◆ WORK REQUIRED
Your task is to give the data again, exactly, with every line intact.

◆ PROVIDED ENTRIES
================

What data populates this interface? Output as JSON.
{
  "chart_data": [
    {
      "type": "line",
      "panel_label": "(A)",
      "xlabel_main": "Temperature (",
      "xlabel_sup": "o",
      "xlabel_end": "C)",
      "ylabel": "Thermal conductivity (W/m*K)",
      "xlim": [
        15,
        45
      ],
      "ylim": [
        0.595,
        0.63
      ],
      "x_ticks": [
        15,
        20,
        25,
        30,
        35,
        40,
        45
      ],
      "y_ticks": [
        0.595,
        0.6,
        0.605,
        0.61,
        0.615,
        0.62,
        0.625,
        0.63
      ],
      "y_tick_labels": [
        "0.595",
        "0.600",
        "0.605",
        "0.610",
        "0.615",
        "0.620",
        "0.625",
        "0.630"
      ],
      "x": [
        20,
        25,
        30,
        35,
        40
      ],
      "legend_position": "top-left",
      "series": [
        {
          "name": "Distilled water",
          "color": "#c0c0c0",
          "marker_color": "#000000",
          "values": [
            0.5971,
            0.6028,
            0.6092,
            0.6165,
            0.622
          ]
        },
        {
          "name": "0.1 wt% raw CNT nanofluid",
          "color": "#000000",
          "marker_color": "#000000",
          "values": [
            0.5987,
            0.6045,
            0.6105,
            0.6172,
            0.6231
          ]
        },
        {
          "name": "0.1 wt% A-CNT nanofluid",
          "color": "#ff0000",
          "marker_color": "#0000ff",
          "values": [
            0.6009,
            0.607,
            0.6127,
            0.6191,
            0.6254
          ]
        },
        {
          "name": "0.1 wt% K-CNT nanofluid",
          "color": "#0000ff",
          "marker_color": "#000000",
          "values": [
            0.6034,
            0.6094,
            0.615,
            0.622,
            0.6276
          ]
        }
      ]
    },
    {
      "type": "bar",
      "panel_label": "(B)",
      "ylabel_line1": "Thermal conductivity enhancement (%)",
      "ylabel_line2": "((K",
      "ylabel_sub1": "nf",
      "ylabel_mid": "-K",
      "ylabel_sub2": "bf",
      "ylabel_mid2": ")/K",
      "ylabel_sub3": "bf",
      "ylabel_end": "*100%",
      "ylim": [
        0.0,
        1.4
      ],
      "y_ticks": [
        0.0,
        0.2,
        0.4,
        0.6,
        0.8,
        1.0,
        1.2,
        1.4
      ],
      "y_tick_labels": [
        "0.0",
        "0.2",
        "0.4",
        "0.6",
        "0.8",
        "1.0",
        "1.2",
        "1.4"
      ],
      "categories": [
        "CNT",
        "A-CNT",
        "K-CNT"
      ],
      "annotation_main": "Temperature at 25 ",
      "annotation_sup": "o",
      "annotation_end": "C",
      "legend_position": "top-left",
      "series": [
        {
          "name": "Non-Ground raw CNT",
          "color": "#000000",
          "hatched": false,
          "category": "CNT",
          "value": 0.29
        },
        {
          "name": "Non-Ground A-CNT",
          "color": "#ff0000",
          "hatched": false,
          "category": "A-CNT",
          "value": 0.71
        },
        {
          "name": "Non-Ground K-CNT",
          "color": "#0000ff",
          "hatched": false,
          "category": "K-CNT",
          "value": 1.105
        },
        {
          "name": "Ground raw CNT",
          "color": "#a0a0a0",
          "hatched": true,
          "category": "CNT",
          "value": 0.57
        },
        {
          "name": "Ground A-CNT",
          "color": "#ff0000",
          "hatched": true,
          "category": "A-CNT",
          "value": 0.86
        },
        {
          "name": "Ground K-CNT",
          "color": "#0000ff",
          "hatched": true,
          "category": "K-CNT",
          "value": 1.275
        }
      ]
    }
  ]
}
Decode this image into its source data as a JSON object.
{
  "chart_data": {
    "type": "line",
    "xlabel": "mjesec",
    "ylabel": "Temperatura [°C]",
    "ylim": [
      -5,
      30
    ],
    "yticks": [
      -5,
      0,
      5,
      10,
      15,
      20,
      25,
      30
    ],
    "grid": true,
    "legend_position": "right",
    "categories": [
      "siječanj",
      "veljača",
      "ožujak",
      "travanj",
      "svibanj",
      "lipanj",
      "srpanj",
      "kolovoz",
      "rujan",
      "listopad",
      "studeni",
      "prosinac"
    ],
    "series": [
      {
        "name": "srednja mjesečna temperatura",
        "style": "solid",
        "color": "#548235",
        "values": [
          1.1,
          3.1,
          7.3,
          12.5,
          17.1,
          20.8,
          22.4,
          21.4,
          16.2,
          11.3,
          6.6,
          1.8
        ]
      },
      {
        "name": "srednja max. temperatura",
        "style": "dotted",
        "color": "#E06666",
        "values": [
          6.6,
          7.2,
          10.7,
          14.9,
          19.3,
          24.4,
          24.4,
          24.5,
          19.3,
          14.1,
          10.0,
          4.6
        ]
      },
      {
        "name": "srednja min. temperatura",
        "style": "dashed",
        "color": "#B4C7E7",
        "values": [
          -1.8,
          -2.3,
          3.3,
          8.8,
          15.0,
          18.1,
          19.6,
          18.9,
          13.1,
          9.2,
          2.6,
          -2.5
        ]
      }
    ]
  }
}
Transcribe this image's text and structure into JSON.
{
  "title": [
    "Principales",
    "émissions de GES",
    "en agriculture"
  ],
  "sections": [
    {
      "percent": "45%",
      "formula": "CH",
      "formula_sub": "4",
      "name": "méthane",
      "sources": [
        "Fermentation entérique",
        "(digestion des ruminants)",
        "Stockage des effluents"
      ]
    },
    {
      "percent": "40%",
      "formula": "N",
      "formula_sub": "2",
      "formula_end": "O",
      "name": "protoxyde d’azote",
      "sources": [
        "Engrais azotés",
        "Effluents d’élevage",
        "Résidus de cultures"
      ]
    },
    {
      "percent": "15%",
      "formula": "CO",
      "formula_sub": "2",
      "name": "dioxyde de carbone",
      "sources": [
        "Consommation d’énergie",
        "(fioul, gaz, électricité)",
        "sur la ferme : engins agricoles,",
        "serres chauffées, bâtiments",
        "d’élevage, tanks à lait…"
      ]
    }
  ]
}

================

◆ ANSWER FOR THIS EXERCISE
What data populates this interface? Output as JSON.
{
  "chart_data": [
    {
      "type": "line",
      "panel_label": "(A)",
      "xlabel_main": "Temperature (",
      "xlabel_sup": "o",
      "xlabel_end": "C)",
      "ylabel": "Thermal conductivity (W/m*K)",
      "xlim": [
        15,
        45
      ],
      "ylim": [
        0.595,
        0.63
      ],
      "x_ticks": [
        15,
        20,
        25,
        30,
        35,
        40,
        45
      ],
      "y_ticks": [
        0.595,
        0.6,
        0.605,
        0.61,
        0.615,
        0.62,
        0.625,
        0.63
      ],
      "y_tick_labels": [
        "0.595",
        "0.600",
        "0.605",
        "0.610",
        "0.615",
        "0.620",
        "0.625",
        "0.630"
      ],
      "x": [
        20,
        25,
        30,
        35,
        40
      ],
      "legend_position": "top-left",
      "series": [
        {
          "name": "Distilled water",
          "color": "#c0c0c0",
          "marker_color": "#000000",
          "values": [
            0.5971,
            0.6028,
            0.6092,
            0.6165,
            0.622
          ]
        },
        {
          "name": "0.1 wt% raw CNT nanofluid",
          "color": "#000000",
          "marker_color": "#000000",
          "values": [
            0.5987,
            0.6045,
            0.6105,
            0.6172,
            0.6231
          ]
        },
        {
          "name": "0.1 wt% A-CNT nanofluid",
          "color": "#ff0000",
          "marker_color": "#0000ff",
          "values": [
            0.6009,
            0.607,
            0.6127,
            0.6191,
            0.6254
          ]
        },
        {
          "name": "0.1 wt% K-CNT nanofluid",
          "color": "#0000ff",
          "marker_color": "#000000",
          "values": [
            0.6034,
            0.6094,
            0.615,
            0.622,
            0.6276
          ]
        }
      ]
    },
    {
      "type": "bar",
      "panel_label": "(B)",
      "ylabel_line1": "Thermal conductivity enhancement (%)",
      "ylabel_line2": "((K",
      "ylabel_sub1": "nf",
      "ylabel_mid": "-K",
      "ylabel_sub2": "bf",
      "ylabel_mid2": ")/K",
      "ylabel_sub3": "bf",
      "ylabel_end": "*100%",
      "ylim": [
        0.0,
        1.4
      ],
      "y_ticks": [
        0.0,
        0.2,
        0.4,
        0.6,
        0.8,
        1.0,
        1.2,
        1.4
      ],
      "y_tick_labels": [
        "0.0",
        "0.2",
        "0.4",
        "0.6",
        "0.8",
        "1.0",
        "1.2",
        "1.4"
      ],
      "categories": [
        "CNT",
        "A-CNT",
        "K-CNT"
      ],
      "annotation_main": "Temperature at 25 ",
      "annotation_sup": "o",
      "annotation_end": "C",
      "legend_position": "top-left",
      "series": [
        {
          "name": "Non-Ground raw CNT",
          "color": "#000000",
          "hatched": false,
          "category": "CNT",
          "value": 0.29
        },
        {
          "name": "Non-Ground A-CNT",
          "color": "#ff0000",
          "hatched": false,
          "category": "A-CNT",
          "value": 0.71
        },
        {
          "name": "Non-Ground K-CNT",
          "color": "#0000ff",
          "hatched": false,
          "category": "K-CNT",
          "value": 1.105
        },
        {
          "name": "Ground raw CNT",
          "color": "#a0a0a0",
          "hatched": true,
          "category": "CNT",
          "value": 0.57
        },
        {
          "name": "Ground A-CNT",
          "color": "#ff0000",
          "hatched": true,
          "category": "A-CNT",
          "value": 0.86
        },
        {
          "name": "Ground K-CNT",
          "color": "#0000ff",
          "hatched": true,
          "category": "K-CNT",
          "value": 1.275
        }
      ]
    }
  ]
}
Decode this image into its source data as a JSON object.
{
  "chart_data": {
    "type": "line",
    "xlabel": "mjesec",
    "ylabel": "Temperatura [°C]",
    "ylim": [
      -5,
      30
    ],
    "yticks": [
      -5,
      0,
      5,
      10,
      15,
      20,
      25,
      30
    ],
    "grid": true,
    "legend_position": "right",
    "categories": [
      "siječanj",
      "veljača",
      "ožujak",
      "travanj",
      "svibanj",
      "lipanj",
      "srpanj",
      "kolovoz",
      "rujan",
      "listopad",
      "studeni",
      "prosinac"
    ],
    "series": [
      {
        "name": "srednja mjesečna temperatura",
        "style": "solid",
        "color": "#548235",
        "values": [
          1.1,
          3.1,
          7.3,
          12.5,
          17.1,
          20.8,
          22.4,
          21.4,
          16.2,
          11.3,
          6.6,
          1.8
        ]
      },
      {
        "name": "srednja max. temperatura",
        "style": "dotted",
        "color": "#E06666",
        "values": [
          6.6,
          7.2,
          10.7,
          14.9,
          19.3,
          24.4,
          24.4,
          24.5,
          19.3,
          14.1,
          10.0,
          4.6
        ]
      },
      {
        "name": "srednja min. temperatura",
        "style": "dashed",
        "color": "#B4C7E7",
        "values": [
          -1.8,
          -2.3,
          3.3,
          8.8,
          15.0,
          18.1,
          19.6,
          18.9,
          13.1,
          9.2,
          2.6,
          -2.5
        ]
      }
    ]
  }
}
Transcribe this image's text and structure into JSON.
{
  "title": [
    "Principales",
    "émissions de GES",
    "en agriculture"
  ],
  "sections": [
    {
      "percent": "45%",
      "formula": "CH",
      "formula_sub": "4",
      "name": "méthane",
      "sources": [
        "Fermentation entérique",
        "(digestion des ruminants)",
        "Stockage des effluents"
      ]
    },
    {
      "percent": "40%",
      "formula": "N",
      "formula_sub": "2",
      "formula_end": "O",
      "name": "protoxyde d’azote",
      "sources": [
        "Engrais azotés",
        "Effluents d’élevage",
        "Résidus de cultures"
      ]
    },
    {
      "percent": "15%",
      "formula": "CO",
      "formula_sub": "2",
      "name": "dioxyde de carbone",
      "sources": [
        "Consommation d’énergie",
        "(fioul, gaz, électricité)",
        "sur la ferme : engins agricoles,",
        "serres chauffées, bâtiments",
        "d’élevage, tanks à lait…"
      ]
    }
  ]
}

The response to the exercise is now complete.